:: Exercise brief ::
Pictures in the data below are not part of the copy; transcribe everything else exactly.

— begin Data in this exercise —

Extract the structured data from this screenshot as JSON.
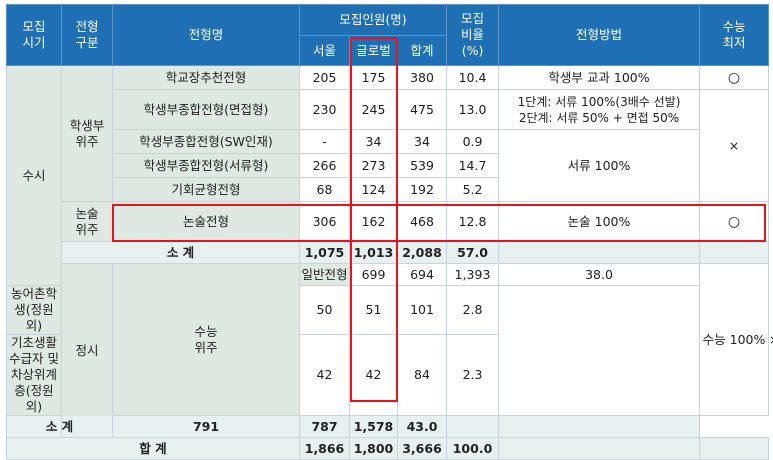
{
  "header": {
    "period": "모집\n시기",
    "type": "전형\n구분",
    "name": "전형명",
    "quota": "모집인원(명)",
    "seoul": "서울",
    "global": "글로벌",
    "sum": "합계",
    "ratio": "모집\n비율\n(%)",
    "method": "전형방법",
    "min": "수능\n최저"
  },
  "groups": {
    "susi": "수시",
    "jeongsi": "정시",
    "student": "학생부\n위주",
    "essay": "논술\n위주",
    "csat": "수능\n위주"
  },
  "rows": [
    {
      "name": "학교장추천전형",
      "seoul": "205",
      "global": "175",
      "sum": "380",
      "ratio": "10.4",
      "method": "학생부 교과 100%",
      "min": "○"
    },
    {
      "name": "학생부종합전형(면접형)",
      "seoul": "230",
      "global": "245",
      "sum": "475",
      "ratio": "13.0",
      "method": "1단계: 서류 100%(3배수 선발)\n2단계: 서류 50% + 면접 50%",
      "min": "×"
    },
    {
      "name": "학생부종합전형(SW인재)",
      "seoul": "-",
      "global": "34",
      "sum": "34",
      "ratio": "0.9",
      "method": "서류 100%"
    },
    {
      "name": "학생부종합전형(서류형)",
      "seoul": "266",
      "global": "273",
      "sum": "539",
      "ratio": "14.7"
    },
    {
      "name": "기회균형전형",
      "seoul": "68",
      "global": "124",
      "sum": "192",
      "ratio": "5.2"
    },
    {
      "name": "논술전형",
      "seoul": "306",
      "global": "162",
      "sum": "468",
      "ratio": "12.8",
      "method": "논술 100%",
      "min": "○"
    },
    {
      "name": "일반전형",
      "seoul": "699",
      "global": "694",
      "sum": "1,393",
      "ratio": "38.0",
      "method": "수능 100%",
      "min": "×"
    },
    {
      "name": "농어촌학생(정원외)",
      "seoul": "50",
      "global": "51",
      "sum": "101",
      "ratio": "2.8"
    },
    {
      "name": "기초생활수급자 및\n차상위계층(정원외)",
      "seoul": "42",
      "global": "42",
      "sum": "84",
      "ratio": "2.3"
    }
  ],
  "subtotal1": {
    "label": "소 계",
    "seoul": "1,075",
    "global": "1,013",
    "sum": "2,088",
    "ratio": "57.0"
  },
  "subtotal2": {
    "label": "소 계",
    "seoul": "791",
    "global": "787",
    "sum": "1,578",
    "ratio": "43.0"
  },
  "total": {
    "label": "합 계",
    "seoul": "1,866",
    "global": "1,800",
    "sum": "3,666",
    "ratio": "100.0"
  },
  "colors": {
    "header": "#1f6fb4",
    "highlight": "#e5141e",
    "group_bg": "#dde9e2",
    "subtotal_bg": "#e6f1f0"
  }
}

— end Data in this exercise —

:: Response to this exercise ::
Extract the structured data from this screenshot as JSON.
{
  "header": {
    "period": "모집\n시기",
    "type": "전형\n구분",
    "name": "전형명",
    "quota": "모집인원(명)",
    "seoul": "서울",
    "global": "글로벌",
    "sum": "합계",
    "ratio": "모집\n비율\n(%)",
    "method": "전형방법",
    "min": "수능\n최저"
  },
  "groups": {
    "susi": "수시",
    "jeongsi": "정시",
    "student": "학생부\n위주",
    "essay": "논술\n위주",
    "csat": "수능\n위주"
  },
  "rows": [
    {
      "name": "학교장추천전형",
      "seoul": "205",
      "global": "175",
      "sum": "380",
      "ratio": "10.4",
      "method": "학생부 교과 100%",
      "min": "○"
    },
    {
      "name": "학생부종합전형(면접형)",
      "seoul": "230",
      "global": "245",
      "sum": "475",
      "ratio": "13.0",
      "method": "1단계: 서류 100%(3배수 선발)\n2단계: 서류 50% + 면접 50%",
      "min": "×"
    },
    {
      "name": "학생부종합전형(SW인재)",
      "seoul": "-",
      "global": "34",
      "sum": "34",
      "ratio": "0.9",
      "method": "서류 100%"
    },
    {
      "name": "학생부종합전형(서류형)",
      "seoul": "266",
      "global": "273",
      "sum": "539",
      "ratio": "14.7"
    },
    {
      "name": "기회균형전형",
      "seoul": "68",
      "global": "124",
      "sum": "192",
      "ratio": "5.2"
    },
    {
      "name": "논술전형",
      "seoul": "306",
      "global": "162",
      "sum": "468",
      "ratio": "12.8",
      "method": "논술 100%",
      "min": "○"
    },
    {
      "name": "일반전형",
      "seoul": "699",
      "global": "694",
      "sum": "1,393",
      "ratio": "38.0",
      "method": "수능 100%",
      "min": "×"
    },
    {
      "name": "농어촌학생(정원외)",
      "seoul": "50",
      "global": "51",
      "sum": "101",
      "ratio": "2.8"
    },
    {
      "name": "기초생활수급자 및\n차상위계층(정원외)",
      "seoul": "42",
      "global": "42",
      "sum": "84",
      "ratio": "2.3"
    }
  ],
  "subtotal1": {
    "label": "소 계",
    "seoul": "1,075",
    "global": "1,013",
    "sum": "2,088",
    "ratio": "57.0"
  },
  "subtotal2": {
    "label": "소 계",
    "seoul": "791",
    "global": "787",
    "sum": "1,578",
    "ratio": "43.0"
  },
  "total": {
    "label": "합 계",
    "seoul": "1,866",
    "global": "1,800",
    "sum": "3,666",
    "ratio": "100.0"
  },
  "colors": {
    "header": "#1f6fb4",
    "highlight": "#e5141e",
    "group_bg": "#dde9e2",
    "subtotal_bg": "#e6f1f0"
  }
}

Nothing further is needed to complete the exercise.